Chart and figure data =>
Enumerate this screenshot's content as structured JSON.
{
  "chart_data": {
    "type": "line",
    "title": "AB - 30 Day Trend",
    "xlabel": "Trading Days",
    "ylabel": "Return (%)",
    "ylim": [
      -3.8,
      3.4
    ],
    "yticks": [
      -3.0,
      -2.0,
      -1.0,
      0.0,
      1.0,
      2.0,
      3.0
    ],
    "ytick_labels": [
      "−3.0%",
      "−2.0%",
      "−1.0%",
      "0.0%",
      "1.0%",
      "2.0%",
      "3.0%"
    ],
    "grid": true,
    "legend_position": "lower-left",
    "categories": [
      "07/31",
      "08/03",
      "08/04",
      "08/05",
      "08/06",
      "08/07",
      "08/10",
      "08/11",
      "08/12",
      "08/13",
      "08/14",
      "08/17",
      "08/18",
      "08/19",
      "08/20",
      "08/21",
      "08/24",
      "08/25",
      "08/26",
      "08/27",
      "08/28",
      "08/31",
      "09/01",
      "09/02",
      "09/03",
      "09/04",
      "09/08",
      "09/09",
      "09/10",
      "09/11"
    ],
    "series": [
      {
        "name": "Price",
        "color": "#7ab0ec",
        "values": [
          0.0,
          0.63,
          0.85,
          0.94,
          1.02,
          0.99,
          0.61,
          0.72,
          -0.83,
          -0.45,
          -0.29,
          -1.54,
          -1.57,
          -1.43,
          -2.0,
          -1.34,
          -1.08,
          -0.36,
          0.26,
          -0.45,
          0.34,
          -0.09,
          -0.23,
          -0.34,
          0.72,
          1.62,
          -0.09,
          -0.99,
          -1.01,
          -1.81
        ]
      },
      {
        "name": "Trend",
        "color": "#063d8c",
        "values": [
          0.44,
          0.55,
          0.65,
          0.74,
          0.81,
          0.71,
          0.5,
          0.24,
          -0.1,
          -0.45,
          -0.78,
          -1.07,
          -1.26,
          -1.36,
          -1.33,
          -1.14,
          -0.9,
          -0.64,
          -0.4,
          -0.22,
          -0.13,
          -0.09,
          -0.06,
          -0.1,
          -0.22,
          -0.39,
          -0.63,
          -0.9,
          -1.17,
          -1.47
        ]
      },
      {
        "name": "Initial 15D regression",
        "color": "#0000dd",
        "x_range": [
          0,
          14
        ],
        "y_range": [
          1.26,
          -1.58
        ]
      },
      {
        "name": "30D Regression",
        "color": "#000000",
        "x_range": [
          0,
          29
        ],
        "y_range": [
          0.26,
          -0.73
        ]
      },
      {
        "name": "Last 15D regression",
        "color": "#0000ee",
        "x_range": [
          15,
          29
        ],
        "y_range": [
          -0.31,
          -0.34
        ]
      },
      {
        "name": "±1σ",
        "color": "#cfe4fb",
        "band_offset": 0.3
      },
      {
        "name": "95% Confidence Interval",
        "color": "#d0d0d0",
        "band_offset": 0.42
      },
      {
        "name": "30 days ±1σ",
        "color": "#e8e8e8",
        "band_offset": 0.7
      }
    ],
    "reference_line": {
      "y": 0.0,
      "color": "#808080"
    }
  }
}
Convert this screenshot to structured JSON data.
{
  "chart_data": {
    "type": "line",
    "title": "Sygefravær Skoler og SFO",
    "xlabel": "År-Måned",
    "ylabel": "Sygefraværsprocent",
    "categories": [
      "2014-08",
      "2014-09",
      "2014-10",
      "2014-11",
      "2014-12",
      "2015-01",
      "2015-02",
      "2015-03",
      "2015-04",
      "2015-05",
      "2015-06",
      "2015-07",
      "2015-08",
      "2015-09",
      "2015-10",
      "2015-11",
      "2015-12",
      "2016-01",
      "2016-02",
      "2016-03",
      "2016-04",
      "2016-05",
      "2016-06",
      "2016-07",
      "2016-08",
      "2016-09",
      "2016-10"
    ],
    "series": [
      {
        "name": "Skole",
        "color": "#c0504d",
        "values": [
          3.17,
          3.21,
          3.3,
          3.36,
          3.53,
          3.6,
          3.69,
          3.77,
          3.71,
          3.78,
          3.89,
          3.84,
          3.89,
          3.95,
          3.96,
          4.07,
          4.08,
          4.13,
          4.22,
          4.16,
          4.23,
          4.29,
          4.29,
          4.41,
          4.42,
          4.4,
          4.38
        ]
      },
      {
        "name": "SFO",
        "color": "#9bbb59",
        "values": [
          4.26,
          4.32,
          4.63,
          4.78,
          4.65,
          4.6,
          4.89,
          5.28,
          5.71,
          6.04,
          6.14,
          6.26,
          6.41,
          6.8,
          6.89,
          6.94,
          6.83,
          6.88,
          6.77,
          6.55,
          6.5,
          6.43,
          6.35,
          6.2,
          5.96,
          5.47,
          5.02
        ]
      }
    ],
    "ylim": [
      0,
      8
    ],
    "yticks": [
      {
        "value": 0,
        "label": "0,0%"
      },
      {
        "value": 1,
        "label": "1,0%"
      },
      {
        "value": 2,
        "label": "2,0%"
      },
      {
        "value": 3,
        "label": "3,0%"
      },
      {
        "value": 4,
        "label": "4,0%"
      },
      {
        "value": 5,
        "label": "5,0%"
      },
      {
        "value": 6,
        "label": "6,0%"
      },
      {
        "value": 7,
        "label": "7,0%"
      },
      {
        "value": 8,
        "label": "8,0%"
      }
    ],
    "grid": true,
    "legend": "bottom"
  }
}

GIVEN PROBLEM =>
Return what is listed above, exactly and completely.

COMPLETED TASK =>
Enumerate this screenshot's content as structured JSON.
{
  "chart_data": {
    "type": "line",
    "title": "AB - 30 Day Trend",
    "xlabel": "Trading Days",
    "ylabel": "Return (%)",
    "ylim": [
      -3.8,
      3.4
    ],
    "yticks": [
      -3.0,
      -2.0,
      -1.0,
      0.0,
      1.0,
      2.0,
      3.0
    ],
    "ytick_labels": [
      "−3.0%",
      "−2.0%",
      "−1.0%",
      "0.0%",
      "1.0%",
      "2.0%",
      "3.0%"
    ],
    "grid": true,
    "legend_position": "lower-left",
    "categories": [
      "07/31",
      "08/03",
      "08/04",
      "08/05",
      "08/06",
      "08/07",
      "08/10",
      "08/11",
      "08/12",
      "08/13",
      "08/14",
      "08/17",
      "08/18",
      "08/19",
      "08/20",
      "08/21",
      "08/24",
      "08/25",
      "08/26",
      "08/27",
      "08/28",
      "08/31",
      "09/01",
      "09/02",
      "09/03",
      "09/04",
      "09/08",
      "09/09",
      "09/10",
      "09/11"
    ],
    "series": [
      {
        "name": "Price",
        "color": "#7ab0ec",
        "values": [
          0.0,
          0.63,
          0.85,
          0.94,
          1.02,
          0.99,
          0.61,
          0.72,
          -0.83,
          -0.45,
          -0.29,
          -1.54,
          -1.57,
          -1.43,
          -2.0,
          -1.34,
          -1.08,
          -0.36,
          0.26,
          -0.45,
          0.34,
          -0.09,
          -0.23,
          -0.34,
          0.72,
          1.62,
          -0.09,
          -0.99,
          -1.01,
          -1.81
        ]
      },
      {
        "name": "Trend",
        "color": "#063d8c",
        "values": [
          0.44,
          0.55,
          0.65,
          0.74,
          0.81,
          0.71,
          0.5,
          0.24,
          -0.1,
          -0.45,
          -0.78,
          -1.07,
          -1.26,
          -1.36,
          -1.33,
          -1.14,
          -0.9,
          -0.64,
          -0.4,
          -0.22,
          -0.13,
          -0.09,
          -0.06,
          -0.1,
          -0.22,
          -0.39,
          -0.63,
          -0.9,
          -1.17,
          -1.47
        ]
      },
      {
        "name": "Initial 15D regression",
        "color": "#0000dd",
        "x_range": [
          0,
          14
        ],
        "y_range": [
          1.26,
          -1.58
        ]
      },
      {
        "name": "30D Regression",
        "color": "#000000",
        "x_range": [
          0,
          29
        ],
        "y_range": [
          0.26,
          -0.73
        ]
      },
      {
        "name": "Last 15D regression",
        "color": "#0000ee",
        "x_range": [
          15,
          29
        ],
        "y_range": [
          -0.31,
          -0.34
        ]
      },
      {
        "name": "±1σ",
        "color": "#cfe4fb",
        "band_offset": 0.3
      },
      {
        "name": "95% Confidence Interval",
        "color": "#d0d0d0",
        "band_offset": 0.42
      },
      {
        "name": "30 days ±1σ",
        "color": "#e8e8e8",
        "band_offset": 0.7
      }
    ],
    "reference_line": {
      "y": 0.0,
      "color": "#808080"
    }
  }
}
Convert this screenshot to structured JSON data.
{
  "chart_data": {
    "type": "line",
    "title": "Sygefravær Skoler og SFO",
    "xlabel": "År-Måned",
    "ylabel": "Sygefraværsprocent",
    "categories": [
      "2014-08",
      "2014-09",
      "2014-10",
      "2014-11",
      "2014-12",
      "2015-01",
      "2015-02",
      "2015-03",
      "2015-04",
      "2015-05",
      "2015-06",
      "2015-07",
      "2015-08",
      "2015-09",
      "2015-10",
      "2015-11",
      "2015-12",
      "2016-01",
      "2016-02",
      "2016-03",
      "2016-04",
      "2016-05",
      "2016-06",
      "2016-07",
      "2016-08",
      "2016-09",
      "2016-10"
    ],
    "series": [
      {
        "name": "Skole",
        "color": "#c0504d",
        "values": [
          3.17,
          3.21,
          3.3,
          3.36,
          3.53,
          3.6,
          3.69,
          3.77,
          3.71,
          3.78,
          3.89,
          3.84,
          3.89,
          3.95,
          3.96,
          4.07,
          4.08,
          4.13,
          4.22,
          4.16,
          4.23,
          4.29,
          4.29,
          4.41,
          4.42,
          4.4,
          4.38
        ]
      },
      {
        "name": "SFO",
        "color": "#9bbb59",
        "values": [
          4.26,
          4.32,
          4.63,
          4.78,
          4.65,
          4.6,
          4.89,
          5.28,
          5.71,
          6.04,
          6.14,
          6.26,
          6.41,
          6.8,
          6.89,
          6.94,
          6.83,
          6.88,
          6.77,
          6.55,
          6.5,
          6.43,
          6.35,
          6.2,
          5.96,
          5.47,
          5.02
        ]
      }
    ],
    "ylim": [
      0,
      8
    ],
    "yticks": [
      {
        "value": 0,
        "label": "0,0%"
      },
      {
        "value": 1,
        "label": "1,0%"
      },
      {
        "value": 2,
        "label": "2,0%"
      },
      {
        "value": 3,
        "label": "3,0%"
      },
      {
        "value": 4,
        "label": "4,0%"
      },
      {
        "value": 5,
        "label": "5,0%"
      },
      {
        "value": 6,
        "label": "6,0%"
      },
      {
        "value": 7,
        "label": "7,0%"
      },
      {
        "value": 8,
        "label": "8,0%"
      }
    ],
    "grid": true,
    "legend": "bottom"
  }
}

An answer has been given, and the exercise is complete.